● **Problem**:
Return a copy of every line in the records that includes the word "tính".

● **Information given**:
============================================================

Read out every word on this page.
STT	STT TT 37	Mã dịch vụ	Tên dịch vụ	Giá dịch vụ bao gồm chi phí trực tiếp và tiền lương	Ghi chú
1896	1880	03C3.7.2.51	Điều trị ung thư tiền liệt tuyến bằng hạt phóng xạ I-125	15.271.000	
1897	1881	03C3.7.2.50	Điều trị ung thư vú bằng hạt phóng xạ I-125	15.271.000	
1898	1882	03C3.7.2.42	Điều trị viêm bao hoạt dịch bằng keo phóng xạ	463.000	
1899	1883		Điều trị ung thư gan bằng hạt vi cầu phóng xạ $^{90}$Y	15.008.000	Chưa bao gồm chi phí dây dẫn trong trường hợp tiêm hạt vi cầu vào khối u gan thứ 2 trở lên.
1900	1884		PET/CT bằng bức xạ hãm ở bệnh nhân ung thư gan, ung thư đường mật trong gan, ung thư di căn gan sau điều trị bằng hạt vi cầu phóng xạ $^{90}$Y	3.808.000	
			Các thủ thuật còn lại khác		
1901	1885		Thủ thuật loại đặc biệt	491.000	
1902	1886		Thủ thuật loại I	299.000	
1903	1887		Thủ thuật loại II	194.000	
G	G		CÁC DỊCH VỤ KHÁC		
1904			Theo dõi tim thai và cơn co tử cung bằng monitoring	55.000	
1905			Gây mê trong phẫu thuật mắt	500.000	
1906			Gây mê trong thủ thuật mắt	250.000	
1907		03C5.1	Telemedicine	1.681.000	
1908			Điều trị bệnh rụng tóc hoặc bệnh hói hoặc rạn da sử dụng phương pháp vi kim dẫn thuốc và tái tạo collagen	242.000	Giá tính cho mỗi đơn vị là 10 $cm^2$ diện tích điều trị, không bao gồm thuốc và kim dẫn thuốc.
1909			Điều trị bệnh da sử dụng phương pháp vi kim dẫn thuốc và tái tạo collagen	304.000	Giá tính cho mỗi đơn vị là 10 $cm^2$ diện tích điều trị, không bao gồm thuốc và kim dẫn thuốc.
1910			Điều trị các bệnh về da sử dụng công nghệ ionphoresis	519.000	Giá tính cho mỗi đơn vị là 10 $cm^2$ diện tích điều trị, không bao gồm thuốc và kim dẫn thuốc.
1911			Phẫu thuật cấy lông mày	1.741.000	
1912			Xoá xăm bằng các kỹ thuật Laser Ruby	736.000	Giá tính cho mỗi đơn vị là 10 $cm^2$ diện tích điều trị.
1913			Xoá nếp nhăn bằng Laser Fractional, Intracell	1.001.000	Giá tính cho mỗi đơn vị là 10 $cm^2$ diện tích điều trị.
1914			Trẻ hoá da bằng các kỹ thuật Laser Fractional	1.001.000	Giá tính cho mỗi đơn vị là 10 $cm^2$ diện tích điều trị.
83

============================================================

● **Written response**:
1908			Điều trị bệnh rụng tóc hoặc bệnh hói hoặc rạn da sử dụng phương pháp vi kim dẫn thuốc và tái tạo collagen	242.000	Giá tính cho mỗi đơn vị là 10 $cm^2$ diện tích điều trị, không bao gồm thuốc và kim dẫn thuốc.
1909			Điều trị bệnh da sử dụng phương pháp vi kim dẫn thuốc và tái tạo collagen	304.000	Giá tính cho mỗi đơn vị là 10 $cm^2$ diện tích điều trị, không bao gồm thuốc và kim dẫn thuốc.
1910			Điều trị các bệnh về da sử dụng công nghệ ionphoresis	519.000	Giá tính cho mỗi đơn vị là 10 $cm^2$ diện tích điều trị, không bao gồm thuốc và kim dẫn thuốc.
1912			Xoá xăm bằng các kỹ thuật Laser Ruby	736.000	Giá tính cho mỗi đơn vị là 10 $cm^2$ diện tích điều trị.
1913			Xoá nếp nhăn bằng Laser Fractional, Intracell	1.001.000	Giá tính cho mỗi đơn vị là 10 $cm^2$ diện tích điều trị.
1914			Trẻ hoá da bằng các kỹ thuật Laser Fractional	1.001.000	Giá tính cho mỗi đơn vị là 10 $cm^2$ diện tích điều trị.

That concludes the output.